[Stored data entries]
····················
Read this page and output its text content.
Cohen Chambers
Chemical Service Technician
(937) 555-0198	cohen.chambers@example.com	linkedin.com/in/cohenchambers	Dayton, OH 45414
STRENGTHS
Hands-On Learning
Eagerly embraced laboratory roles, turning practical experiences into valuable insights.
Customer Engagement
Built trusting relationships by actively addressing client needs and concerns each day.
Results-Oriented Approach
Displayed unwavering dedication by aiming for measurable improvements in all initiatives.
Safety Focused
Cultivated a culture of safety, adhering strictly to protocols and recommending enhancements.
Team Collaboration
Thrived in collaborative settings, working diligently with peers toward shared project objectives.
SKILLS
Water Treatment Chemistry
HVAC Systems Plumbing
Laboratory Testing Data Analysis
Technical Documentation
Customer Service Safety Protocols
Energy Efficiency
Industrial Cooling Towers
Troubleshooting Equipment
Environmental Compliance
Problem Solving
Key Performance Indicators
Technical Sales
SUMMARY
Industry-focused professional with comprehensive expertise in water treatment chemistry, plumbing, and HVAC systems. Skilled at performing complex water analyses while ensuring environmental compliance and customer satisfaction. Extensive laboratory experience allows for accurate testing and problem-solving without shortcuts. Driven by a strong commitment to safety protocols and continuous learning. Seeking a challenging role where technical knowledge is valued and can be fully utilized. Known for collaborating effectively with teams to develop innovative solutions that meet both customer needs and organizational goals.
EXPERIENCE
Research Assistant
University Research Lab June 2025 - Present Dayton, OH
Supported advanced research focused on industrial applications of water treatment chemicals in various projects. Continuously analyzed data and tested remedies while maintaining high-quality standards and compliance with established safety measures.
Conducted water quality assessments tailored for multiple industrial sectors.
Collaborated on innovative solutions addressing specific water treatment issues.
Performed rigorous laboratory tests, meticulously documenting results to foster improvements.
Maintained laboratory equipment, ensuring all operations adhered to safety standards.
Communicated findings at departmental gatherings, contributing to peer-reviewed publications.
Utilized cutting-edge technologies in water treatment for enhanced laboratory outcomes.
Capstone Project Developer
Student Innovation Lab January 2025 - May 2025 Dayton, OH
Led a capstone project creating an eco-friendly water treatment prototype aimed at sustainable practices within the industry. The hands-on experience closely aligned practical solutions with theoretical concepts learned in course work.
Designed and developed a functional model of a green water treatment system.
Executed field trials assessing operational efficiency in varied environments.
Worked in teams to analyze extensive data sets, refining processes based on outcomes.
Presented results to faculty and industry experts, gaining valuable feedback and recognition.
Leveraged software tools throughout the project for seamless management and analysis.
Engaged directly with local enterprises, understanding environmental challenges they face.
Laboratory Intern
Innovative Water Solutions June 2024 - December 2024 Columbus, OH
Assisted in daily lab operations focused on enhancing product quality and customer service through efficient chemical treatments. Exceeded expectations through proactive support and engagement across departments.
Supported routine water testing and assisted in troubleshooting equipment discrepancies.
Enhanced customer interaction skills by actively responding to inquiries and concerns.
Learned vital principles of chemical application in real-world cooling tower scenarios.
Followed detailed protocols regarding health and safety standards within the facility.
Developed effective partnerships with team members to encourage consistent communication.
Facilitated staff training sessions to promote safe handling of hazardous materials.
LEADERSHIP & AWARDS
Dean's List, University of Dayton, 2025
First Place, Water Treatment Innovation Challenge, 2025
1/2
····················
◆ Exercise description
Using the material above, print every entry exactly as written.

◆ Task output
Read this page and output its text content.
Cohen Chambers
Chemical Service Technician
(937) 555-0198	cohen.chambers@example.com	linkedin.com/in/cohenchambers	Dayton, OH 45414
STRENGTHS
Hands-On Learning
Eagerly embraced laboratory roles, turning practical experiences into valuable insights.
Customer Engagement
Built trusting relationships by actively addressing client needs and concerns each day.
Results-Oriented Approach
Displayed unwavering dedication by aiming for measurable improvements in all initiatives.
Safety Focused
Cultivated a culture of safety, adhering strictly to protocols and recommending enhancements.
Team Collaboration
Thrived in collaborative settings, working diligently with peers toward shared project objectives.
SKILLS
Water Treatment Chemistry
HVAC Systems Plumbing
Laboratory Testing Data Analysis
Technical Documentation
Customer Service Safety Protocols
Energy Efficiency
Industrial Cooling Towers
Troubleshooting Equipment
Environmental Compliance
Problem Solving
Key Performance Indicators
Technical Sales
SUMMARY
Industry-focused professional with comprehensive expertise in water treatment chemistry, plumbing, and HVAC systems. Skilled at performing complex water analyses while ensuring environmental compliance and customer satisfaction. Extensive laboratory experience allows for accurate testing and problem-solving without shortcuts. Driven by a strong commitment to safety protocols and continuous learning. Seeking a challenging role where technical knowledge is valued and can be fully utilized. Known for collaborating effectively with teams to develop innovative solutions that meet both customer needs and organizational goals.
EXPERIENCE
Research Assistant
University Research Lab June 2025 - Present Dayton, OH
Supported advanced research focused on industrial applications of water treatment chemicals in various projects. Continuously analyzed data and tested remedies while maintaining high-quality standards and compliance with established safety measures.
Conducted water quality assessments tailored for multiple industrial sectors.
Collaborated on innovative solutions addressing specific water treatment issues.
Performed rigorous laboratory tests, meticulously documenting results to foster improvements.
Maintained laboratory equipment, ensuring all operations adhered to safety standards.
Communicated findings at departmental gatherings, contributing to peer-reviewed publications.
Utilized cutting-edge technologies in water treatment for enhanced laboratory outcomes.
Capstone Project Developer
Student Innovation Lab January 2025 - May 2025 Dayton, OH
Led a capstone project creating an eco-friendly water treatment prototype aimed at sustainable practices within the industry. The hands-on experience closely aligned practical solutions with theoretical concepts learned in course work.
Designed and developed a functional model of a green water treatment system.
Executed field trials assessing operational efficiency in varied environments.
Worked in teams to analyze extensive data sets, refining processes based on outcomes.
Presented results to faculty and industry experts, gaining valuable feedback and recognition.
Leveraged software tools throughout the project for seamless management and analysis.
Engaged directly with local enterprises, understanding environmental challenges they face.
Laboratory Intern
Innovative Water Solutions June 2024 - December 2024 Columbus, OH
Assisted in daily lab operations focused on enhancing product quality and customer service through efficient chemical treatments. Exceeded expectations through proactive support and engagement across departments.
Supported routine water testing and assisted in troubleshooting equipment discrepancies.
Enhanced customer interaction skills by actively responding to inquiries and concerns.
Learned vital principles of chemical application in real-world cooling tower scenarios.
Followed detailed protocols regarding health and safety standards within the facility.
Developed effective partnerships with team members to encourage consistent communication.
Facilitated staff training sessions to promote safe handling of hazardous materials.
LEADERSHIP & AWARDS
Dean's List, University of Dayton, 2025
First Place, Water Treatment Innovation Challenge, 2025
1/2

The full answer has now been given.